>>>>>
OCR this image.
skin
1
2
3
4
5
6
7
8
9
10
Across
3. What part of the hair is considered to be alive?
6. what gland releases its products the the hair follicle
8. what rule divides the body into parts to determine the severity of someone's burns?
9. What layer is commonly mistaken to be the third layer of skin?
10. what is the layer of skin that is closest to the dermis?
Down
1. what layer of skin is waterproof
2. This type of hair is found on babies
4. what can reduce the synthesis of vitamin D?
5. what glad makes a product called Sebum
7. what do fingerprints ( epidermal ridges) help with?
<<<<<
#### Exercise instructions:
From the records above, extract everything verbatim.

#### Result of this exercise:
OCR this image.
skin
1
2
3
4
5
6
7
8
9
10
Across
3. What part of the hair is considered to be alive?
6. what gland releases its products the the hair follicle
8. what rule divides the body into parts to determine the severity of someone's burns?
9. What layer is commonly mistaken to be the third layer of skin?
10. what is the layer of skin that is closest to the dermis?
Down
1. what layer of skin is waterproof
2. This type of hair is found on babies
4. what can reduce the synthesis of vitamin D?
5. what glad makes a product called Sebum
7. what do fingerprints ( epidermal ridges) help with?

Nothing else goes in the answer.